On 3/5/2021 6:14 AM, Peter Zijlstra wrote:
> On Thu, Mar 04, 2021 at 06:50:00PM +0100, Peter Zijlstra wrote:
>> On Thu, Mar 04, 2021 at 10:50:45AM -0500, Liang, Kan wrote:
>>> Hi Peter,
>>>
>>> Could you please take a look at the perf kernel patches (3-25)?
>>>
>>> By now, we have got some comments regarding the generic hybrid feature
>>> enumeration code and perf tool patches. I would appreciate it very much if
>>> you could comment on the perf kernel patches.
>>>
>>
>> Yeah, I started staring at it yesterday.. I'll try and respond tomorrow.
>
> OK, so STYLE IS HORRIBLE, please surrender your CAPS-LOCK key until
> further notice.
>
> The below is a completely unfinished 'diff' against 3-20. It has various
> notes interspersed.
>
> Please rework.


Thanks for the detailed comments. I will rework the code accordingly.

Thanks,
Kan

>
> --- a/arch/x86/events/core.c
> +++ b/arch/x86/events/core.c
> @@ -44,11 +44,13 @@
>
> #include "perf_event.h"
>
> +static struct pmu pmu;
> +
> struct x86_pmu x86_pmu __read_mostly;
>
> DEFINE_PER_CPU(struct cpu_hw_events, cpu_hw_events) = {
> .enabled = 1,
> - .hybrid_pmu_idx = X86_NON_HYBRID_PMU,
> + .pmu = &pmu;
> };
>
> DEFINE_STATIC_KEY_FALSE(rdpmc_never_available_key);
> @@ -184,7 +186,7 @@ static inline int get_possible_num_count
> {
> int bit, num_counters = 0;
>
> - if (!IS_X86_HYBRID)
> + if (!is_hybrid())
> return x86_pmu.num_counters;
>
> for_each_set_bit(bit, &x86_pmu.hybrid_pmu_bitmap, X86_HYBRID_PMU_MAX_INDEX)
> @@ -270,6 +272,9 @@ bool check_hw_exists(int num_counters, i
> if (ret)
> goto msr_fail;
> for (i = 0; i < num_counters_fixed; i++) {
> + /*
> + * XXX comment that explains why/how NULL below works.
> + */
> if (fixed_counter_disabled(i, NULL))

Data listing
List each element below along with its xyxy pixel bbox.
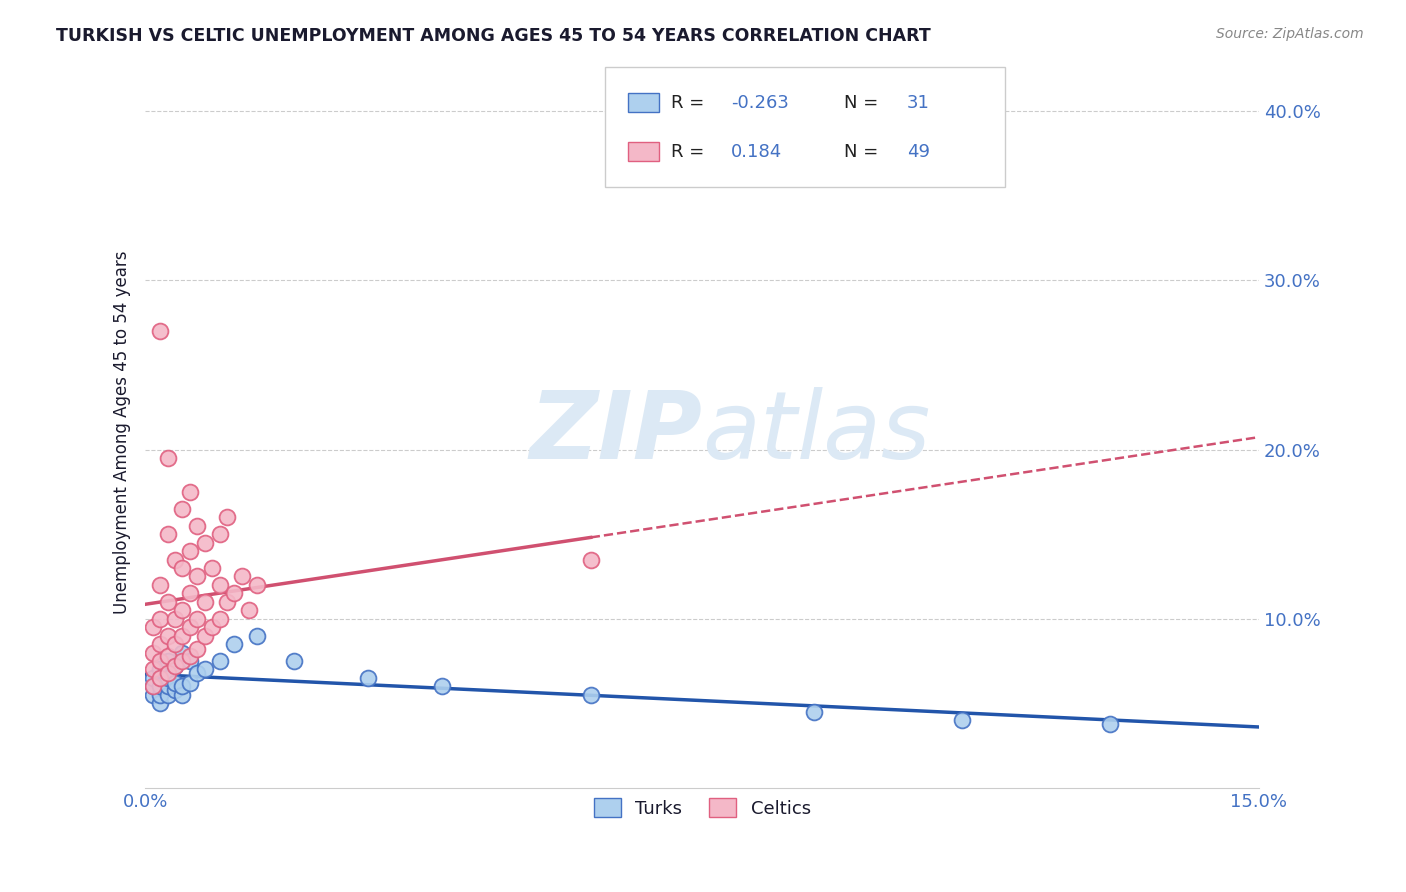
Point (357, 671, 380, 685)
Point (156, 679, 179, 693)
Text: TURKISH VS CELTIC UNEMPLOYMENT AMONG AGES 45 TO 54 YEARS CORRELATION CHART: TURKISH VS CELTIC UNEMPLOYMENT AMONG AGE… (56, 27, 931, 45)
Text: N =: N = (844, 94, 877, 112)
Point (163, 659, 186, 673)
Point (149, 612, 172, 626)
Legend: Turks, Celtics: Turks, Celtics (586, 791, 818, 825)
Point (149, 324, 172, 338)
Point (283, 654, 305, 668)
Point (194, 663, 217, 677)
Point (163, 659, 186, 673)
Point (163, 676, 186, 690)
Point (156, 665, 179, 680)
Text: R =: R = (671, 143, 704, 161)
Point (950, 713, 973, 727)
Point (246, 629, 269, 643)
Point (224, 586, 246, 600)
Point (149, 654, 172, 668)
Point (149, 663, 172, 677)
Point (179, 484, 201, 499)
Point (156, 654, 179, 668)
Point (215, 595, 238, 609)
Point (179, 648, 201, 663)
Point (208, 612, 231, 626)
Point (579, 688, 602, 702)
Point (201, 561, 224, 575)
Point (432, 679, 454, 693)
Point (172, 688, 194, 702)
Point (172, 654, 194, 668)
Point (149, 637, 172, 651)
Point (179, 586, 201, 600)
Point (201, 620, 224, 634)
Text: 31: 31 (907, 94, 929, 112)
Point (149, 679, 172, 693)
Point (142, 688, 165, 702)
Point (142, 671, 165, 685)
Point (149, 696, 172, 710)
Point (186, 518, 208, 533)
Point (156, 648, 179, 663)
Text: R =: R = (671, 94, 704, 112)
Point (208, 654, 231, 668)
Point (156, 688, 179, 702)
Point (186, 612, 208, 626)
Point (208, 578, 231, 592)
Text: N =: N = (844, 143, 877, 161)
Point (803, 705, 825, 719)
Point (579, 552, 602, 566)
Point (186, 665, 208, 680)
Point (142, 620, 165, 634)
Point (231, 569, 253, 583)
Point (149, 671, 172, 685)
Point (149, 578, 172, 592)
Point (238, 603, 260, 617)
Point (156, 450, 179, 465)
Text: 49: 49 (907, 143, 929, 161)
Point (163, 637, 186, 651)
Point (186, 569, 208, 583)
Point (179, 654, 201, 668)
Point (156, 527, 179, 541)
Point (172, 561, 194, 575)
Text: ZIP: ZIP (529, 386, 702, 479)
Point (179, 544, 201, 558)
Point (194, 535, 217, 549)
Point (208, 527, 231, 541)
Y-axis label: Unemployment Among Ages 45 to 54 years: Unemployment Among Ages 45 to 54 years (114, 251, 131, 615)
Point (215, 510, 238, 524)
Text: atlas: atlas (702, 387, 931, 478)
Point (163, 682, 186, 697)
Point (142, 646, 165, 660)
Point (172, 629, 194, 643)
Point (1099, 716, 1122, 731)
Point (163, 552, 186, 566)
Point (179, 676, 201, 690)
Point (156, 671, 179, 685)
Point (186, 642, 208, 657)
Point (156, 595, 179, 609)
Point (224, 637, 246, 651)
Point (172, 679, 194, 693)
Point (142, 663, 165, 677)
Text: Source: ZipAtlas.com: Source: ZipAtlas.com (1216, 27, 1364, 41)
Point (172, 501, 194, 516)
Point (142, 679, 165, 693)
Point (172, 603, 194, 617)
Point (163, 612, 186, 626)
Point (246, 578, 269, 592)
Point (194, 629, 217, 643)
Point (156, 629, 179, 643)
Point (149, 688, 172, 702)
Point (172, 646, 194, 660)
Text: 0.184: 0.184 (731, 143, 782, 161)
Point (194, 595, 217, 609)
Point (142, 679, 165, 693)
Text: -0.263: -0.263 (731, 94, 789, 112)
Point (179, 620, 201, 634)
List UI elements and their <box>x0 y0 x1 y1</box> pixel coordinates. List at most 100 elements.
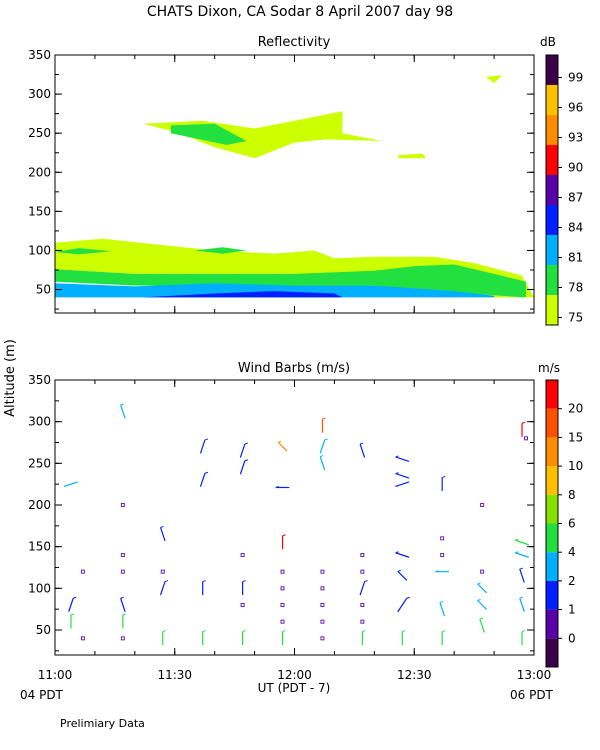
calm-point <box>120 503 125 507</box>
calm-point <box>360 569 365 574</box>
wind-barb-flag <box>406 596 410 599</box>
calm-point <box>320 636 325 641</box>
colorbar-swatch <box>546 85 558 115</box>
colorbar-swatch <box>546 437 558 467</box>
wind-barb-flag <box>162 630 166 633</box>
wind-barb-flag <box>282 630 286 633</box>
wind-barb-flag <box>204 438 209 441</box>
calm-point <box>120 553 125 557</box>
wind-barb <box>359 443 366 458</box>
wind-barb-flag <box>70 613 75 616</box>
panel-0: 350 300 250 200 150 100 50 <box>28 48 535 314</box>
wind-barb-flag <box>275 486 279 488</box>
wind-barb-flag <box>244 442 249 445</box>
y-tick-label: 150 <box>28 204 51 218</box>
colorbar-swatch <box>546 408 558 438</box>
colorbar-tick-label: 90 <box>568 161 583 175</box>
wind-barb <box>359 581 366 596</box>
wind-barb <box>239 460 246 475</box>
y-tick-label: 350 <box>28 373 51 387</box>
colorbar-tick-label: 15 <box>568 430 583 444</box>
reflectivity-region-75 <box>486 75 503 84</box>
y-tick-label: 300 <box>28 87 51 101</box>
colorbar-tick-label: 1 <box>568 603 576 617</box>
colorbar-tick-label: 96 <box>568 101 583 115</box>
x-tick-label: 11:00 <box>38 668 73 682</box>
colorbar-tick-label: 0 <box>568 631 576 645</box>
colorbar-tick-label: 81 <box>568 251 583 265</box>
wind-barb <box>199 473 206 487</box>
wind-title: Wind Barbs (m/s) <box>238 361 350 376</box>
wind-barb-flag <box>479 617 484 620</box>
wind-barb <box>519 568 525 583</box>
colorbar-swatch <box>546 580 558 610</box>
wind-barb-flag <box>395 551 399 554</box>
wind-barb-flag <box>521 421 526 424</box>
wind-barb <box>397 570 408 581</box>
calm-point <box>80 569 85 574</box>
wind-barb <box>515 552 529 558</box>
wind-barb-flag <box>322 417 326 420</box>
wind-barb <box>519 598 525 612</box>
y-tick-label: 150 <box>28 540 51 554</box>
wind-barb <box>159 527 166 542</box>
wind-barb <box>439 602 446 617</box>
wind-barb-flag <box>439 600 444 603</box>
wind-barb <box>277 441 288 452</box>
colorbar-swatch <box>546 380 558 409</box>
colorbar-swatch <box>546 552 558 581</box>
wind-barb-flag <box>402 630 406 633</box>
calm-point <box>480 569 485 574</box>
reflectivity-region-81 <box>55 283 495 298</box>
calm-point <box>320 619 325 624</box>
reflectivity-region-84 <box>142 291 343 298</box>
wind-barb-flag <box>362 630 366 633</box>
wind-barb-flag <box>442 630 446 633</box>
wind-barb <box>120 598 126 612</box>
wind-barb-flag <box>320 455 324 458</box>
calm-point <box>240 553 245 557</box>
calm-point <box>320 603 325 607</box>
wind-barb <box>395 473 410 479</box>
calm-point <box>280 619 285 624</box>
wind-barb <box>395 456 410 462</box>
calm-point <box>280 569 285 574</box>
colorbar-tick-label: 78 <box>568 281 583 295</box>
calm-point <box>280 603 285 607</box>
y-tick-label: 200 <box>28 498 51 512</box>
wind-colorbar-unit: m/s <box>538 361 560 375</box>
x-end-label: 06 PDT <box>510 688 554 702</box>
colorbar-tick-label: 20 <box>568 402 583 416</box>
calm-point <box>480 503 485 507</box>
calm-point <box>440 553 445 557</box>
wind-barb-flag <box>120 403 124 406</box>
wind-barb-flag <box>395 455 399 458</box>
wind-barb-flag <box>397 569 401 572</box>
colorbar-swatch <box>546 175 558 205</box>
colorbar-tick-label: 10 <box>568 459 583 473</box>
x-axis-label: UT (PDT - 7) <box>258 681 331 695</box>
colorbar-tick-label: 84 <box>568 221 583 235</box>
colorbar-swatch <box>546 466 558 495</box>
wind-barb-flag <box>364 580 368 583</box>
wind-barb <box>159 581 166 596</box>
wind-barb <box>395 552 410 558</box>
calm-point <box>360 553 365 557</box>
wind-barb-flag <box>515 551 519 554</box>
wind-barb-flag <box>164 580 169 583</box>
reflectivity-title: Reflectivity <box>258 35 331 50</box>
colorbar-swatch <box>546 523 558 553</box>
colorbar-tick-label: 75 <box>568 311 583 325</box>
wind-barb <box>319 439 326 454</box>
panel-1: 350 300 250 200 150 100 50 <box>28 373 535 656</box>
wind-barb-flag <box>122 613 127 616</box>
wind-barb-flag <box>202 630 206 633</box>
colorbar-swatch <box>546 295 558 325</box>
colorbar-swatch <box>546 205 558 235</box>
colorbar-swatch <box>546 265 558 295</box>
wind-barb-flag <box>277 440 282 443</box>
wind-barb <box>397 597 408 613</box>
colorbar-0: 99 96 93 90 87 84 81 78 75 <box>545 54 583 326</box>
x-tick-label: 12:00 <box>277 668 312 682</box>
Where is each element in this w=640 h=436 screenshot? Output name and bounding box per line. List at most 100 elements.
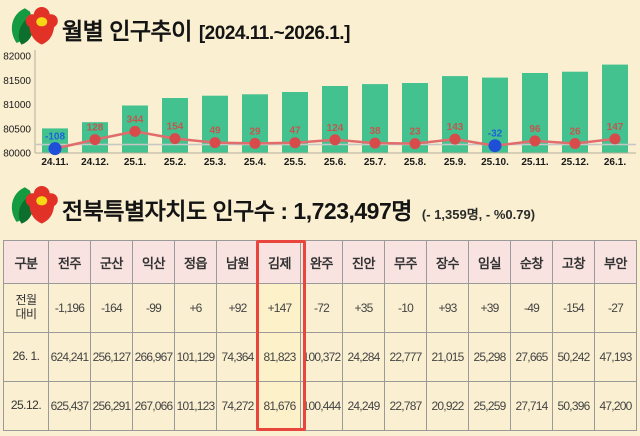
x-axis-label: 25.7. [364,157,386,168]
cell-완주: 100,444 [300,381,343,431]
change-value-label: -32 [488,129,503,140]
cell-군산: 256,291 [90,381,133,431]
cell-부안: 47,200 [594,381,637,431]
y-axis-tick-label: 82000 [3,52,31,63]
cell-무주: 22,777 [384,332,427,382]
cell-전주: -1,196 [48,283,91,333]
line-marker-25.5. [289,137,301,149]
cell-정읍: +6 [174,283,217,333]
change-value-label: 29 [249,126,261,137]
change-value-label: 23 [409,127,421,138]
y-axis-tick-label: 81500 [3,76,31,87]
row-label: 전월 대비 [3,283,49,333]
x-axis-label: 24.12. [81,157,109,168]
change-value-label: 38 [369,126,381,137]
line-marker-25.6. [329,134,341,146]
line-marker-25.12. [569,138,581,149]
cell-순창: -49 [510,283,553,333]
cell-고창: -154 [552,283,595,333]
title-date-range: [2024.11.~2026.1.] [198,23,351,44]
x-axis-label: 25.6. [324,157,346,168]
table-row: 26. 1. 624,241 256,127 266,967 101,129 74,364… [3,332,637,382]
x-axis-label: 25.10. [481,157,509,168]
change-value-label: 124 [327,123,344,134]
page-title: 월별 인구추이 [62,18,192,44]
cell-군산: -164 [90,283,133,333]
cell-전주: 625,437 [48,381,91,431]
cell-남원: 74,272 [216,381,259,431]
cell-남원: 74,364 [216,332,259,382]
cell-임실: 25,259 [468,381,511,431]
table-header-cell-임실: 임실 [468,240,511,284]
table-row: 전월 대비 -1,196 -164 -99 +6 +92 +147 -72 +35 -10 +93 +… [3,283,637,333]
line-marker-24.11. [48,142,62,156]
line-marker-26.1. [609,133,621,145]
table-header-row: 구분 전주 군산 익산 정읍 남원 김제 완주 진안 무주 장수 임실 순창 고창 부안 [3,240,637,284]
line-marker-25.3. [209,137,221,149]
cell-김제: 81,823 [258,332,301,382]
x-axis-label: 25.9. [444,157,466,168]
change-value-label: 47 [289,126,301,137]
table-header-cell-부안: 부안 [594,240,637,284]
cell-무주: 22,787 [384,381,427,431]
y-axis-tick-label: 81000 [3,100,31,111]
cell-장수: 21,015 [426,332,469,382]
table-header-cell-김제: 김제 [258,240,301,284]
line-marker-25.7. [369,137,381,149]
change-value-label: 26 [569,127,581,138]
x-axis-label: 25.3. [204,157,226,168]
row-label: 26. 1. [3,332,49,382]
x-axis-label: 25.2. [164,157,186,168]
line-marker-25.11. [529,135,541,147]
x-axis-label: 25.11. [521,157,548,168]
cell-익산: 267,066 [132,381,175,431]
population-table-wrapper: 구분 전주 군산 익산 정읍 남원 김제 완주 진안 무주 장수 임실 순창 고창 부안 전월 대비 -1,1… [3,240,637,431]
x-axis-label: 24.11. [41,157,68,168]
section-population-header: 전북특별자치도 인구수 : 1,723,497명 (- 1,359명, - %0… [62,192,535,226]
x-axis-label: 25.12. [561,157,589,168]
cell-군산: 256,127 [90,332,133,382]
change-value-label: 147 [607,122,624,133]
line-marker-25.2. [169,133,181,145]
cell-진안: 24,249 [342,381,385,431]
table-row: 25.12. 625,437 256,291 267,066 101,123 74,272… [3,381,637,431]
table-header-cell-고창: 고창 [552,240,595,284]
cell-남원: +92 [216,283,259,333]
change-value-label: 344 [127,114,144,125]
row-label: 25.12. [3,381,49,431]
cell-부안: 47,193 [594,332,637,382]
population-table: 구분 전주 군산 익산 정읍 남원 김제 완주 진안 무주 장수 임실 순창 고창 부안 전월 대비 -1,1… [3,240,637,431]
line-marker-25.4. [249,137,261,149]
camellia-logo-icon [11,7,58,45]
line-marker-25.10. [488,139,502,153]
cell-임실: +39 [468,283,511,333]
cell-전주: 624,241 [48,332,91,382]
change-value-label: 128 [87,123,104,134]
cell-고창: 50,396 [552,381,595,431]
cell-진안: +35 [342,283,385,333]
table-header-cell-장수: 장수 [426,240,469,284]
table-header-cell-무주: 무주 [384,240,427,284]
table-header-cell-익산: 익산 [132,240,175,284]
table-header-cell-남원: 남원 [216,240,259,284]
y-axis-tick-label: 80000 [3,149,31,160]
cell-김제: +147 [258,283,301,333]
cell-김제: 81,676 [258,381,301,431]
cell-진안: 24,284 [342,332,385,382]
cell-부안: -27 [594,283,637,333]
line-marker-25.9. [449,133,461,145]
cell-장수: +93 [426,283,469,333]
x-axis-label: 25.1. [124,157,146,168]
cell-무주: -10 [384,283,427,333]
change-value-label: 143 [447,122,464,133]
x-axis-label: 25.4. [244,157,266,168]
cell-고창: 50,242 [552,332,595,382]
table-header-cell-순창: 순창 [510,240,553,284]
line-marker-25.1. [129,125,141,137]
table-header-cell-완주: 완주 [300,240,343,284]
cell-장수: 20,922 [426,381,469,431]
x-axis-label: 26.1. [604,157,626,168]
change-value-label: 49 [209,126,221,137]
change-value-label: -108 [45,132,65,143]
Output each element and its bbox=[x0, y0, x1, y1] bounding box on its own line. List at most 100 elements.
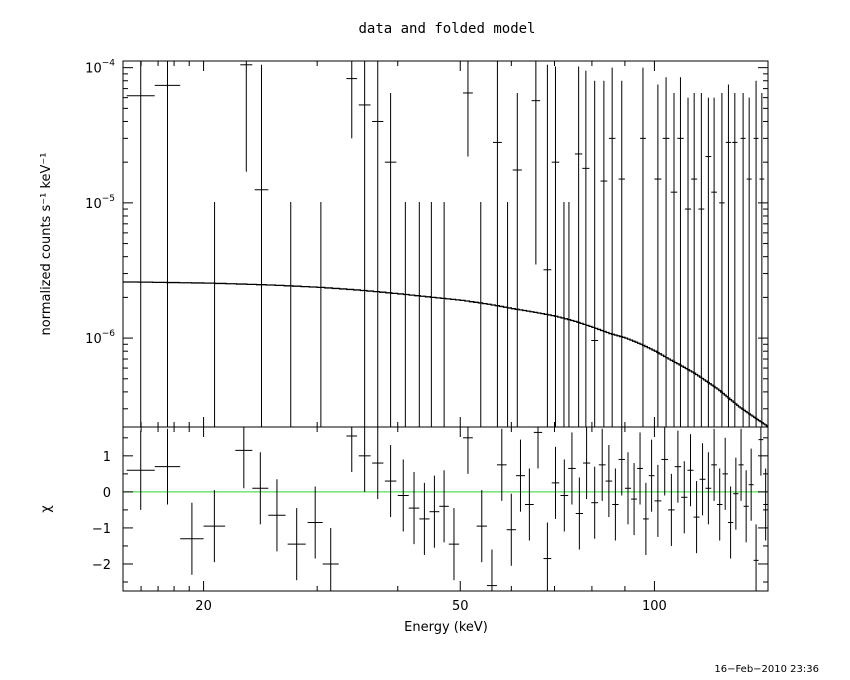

• [GIVEN INSTRUCTION 1]: In the data listing entries, take the lines from the one containing "x-axis-label: 25.7. [364,157,386,168]" through the one containing "cell-임실: 25,259 [468,381,511,431]" and write them out again with "change-value-label" replaced by "delta-label". Leave everything else as it is.
• [GIVEN INSTRUCTION 2]: Continue the mailing list exchange about the perf kernel patches from the point where it stops.

• [EXPECTED OUTPUT 1]:
x-axis-label: 25.7. [364,157,386,168]
cell-완주: 100,444 [300,381,343,431]
delta-label: -32 [488,129,503,140]
cell-군산: 256,291 [90,381,133,431]
cell-부안: 47,200 [594,381,637,431]
y-axis-tick-label: 82000 [3,52,31,63]
cell-무주: 22,777 [384,332,427,382]
cell-전주: -1,196 [48,283,91,333]
line-marker-25.5. [289,137,301,149]
cell-정읍: +6 [174,283,217,333]
delta-label: 29 [249,126,261,137]
delta-label: 23 [409,127,421,138]
y-axis-tick-label: 81500 [3,76,31,87]
row-label: 전월 대비 [3,283,49,333]
x-axis-label: 24.12. [81,157,109,168]
delta-label: 38 [369,126,381,137]
line-marker-25.6. [329,134,341,146]
line-marker-25.12. [569,138,581,149]
cell-순창: -49 [510,283,553,333]
cell-고창: -154 [552,283,595,333]
title-date-range: [2024.11.~2026.1.] [198,23,351,44]
x-axis-label: 25.6. [324,157,346,168]
table-row: 26. 1. 624,241 256,127 266,967 101,129 74,364… [3,332,637,382]
x-axis-label: 25.10. [481,157,509,168]
delta-label: 124 [327,123,344,134]
page-title: 월별 인구추이 [62,18,192,44]
cell-군산: -164 [90,283,133,333]
cell-전주: 625,437 [48,381,91,431]
cell-남원: 74,272 [216,381,259,431]
cell-남원: 74,364 [216,332,259,382]
cell-임실: 25,259 [468,381,511,431]

• [EXPECTED OUTPUT 2]:
> continue;
> if (val & (0x03 << i*4)) {
> @@ -352,7 +357,6 @@ set_ext_hw_attr(struct hw_perf_event *hw
> {
> struct perf_event_attr *attr = &event->attr;
> unsigned int cache_type, cache_op, cache_result;
> - struct x86_hybrid_pmu *pmu = IS_X86_HYBRID ? container_of(event->pmu, struct x86_hybrid_pmu, pmu) : NULL;
> u64 config, val;
>
> config = attr->config;
> @@ -372,10 +376,7 @@ set_ext_hw_attr(struct hw_perf_event *hw
> return -EINVAL;
> cache_result = array_index_nospec(cache_result, PERF_COUNT_HW_CACHE_RESULT_MAX);
>
> - if (pmu)
> - val = pmu->hw_cache_event_ids[cache_type][cache_op][cache_result];
> - else
> - val = hw_cache_event_ids[cache_type][cache_op][cache_result];
> + val = hybrid(event->pmu, hw_cache_event_ids)[cache_type][cache_op][cache_result];
>
> if (val == 0)
> return -ENOENT;
> @@ -384,10 +385,7 @@ set_ext_hw_attr(struct hw_perf_event *hw
> return -EINVAL;
>
> hwc->config |= val;
> - if (pmu)
> - attr->config1 = pmu->hw_cache_extra_regs[cache_type][cache_op][cache_result];
> - else
> - attr->config1 = hw_cache_extra_regs[cache_type][cache_op][cache_result];
> + attr->config1 = hybrid(event->pmu, hw_cache_extra_regs)[cache_type][cache_op][cache_result];
> return x86_pmu_extra_regs(val, event);
> }
>
> @@ -742,13 +740,11 @@ void x86_pmu_enable_all(int added)
> }
> }
>
> -static struct pmu pmu;
> -
> static inline int is_x86_event(struct perf_event *event)
> {
> int bit;
>
> - if (!IS_X86_HYBRID)
> + if (!is_hybrid())
> return event->pmu == &pmu;
>
> for_each_set_bit(bit, &x86_pmu.hybrid_pmu_bitmap, X86_HYBRID_PMU_MAX_INDEX) {
> @@ -760,6 +756,7 @@ static inline int is_x86_event(struct pe
>
> struct pmu *x86_get_pmu(void)
> {
> + /* borken */
> return &pmu;
> }
> /*
> @@ -963,7 +960,7 @@ EXPORT_SYMBOL_GPL(perf_assign_events);
>
> int x86_schedule_events(struct cpu_hw_events *cpuc, int n, int *assign)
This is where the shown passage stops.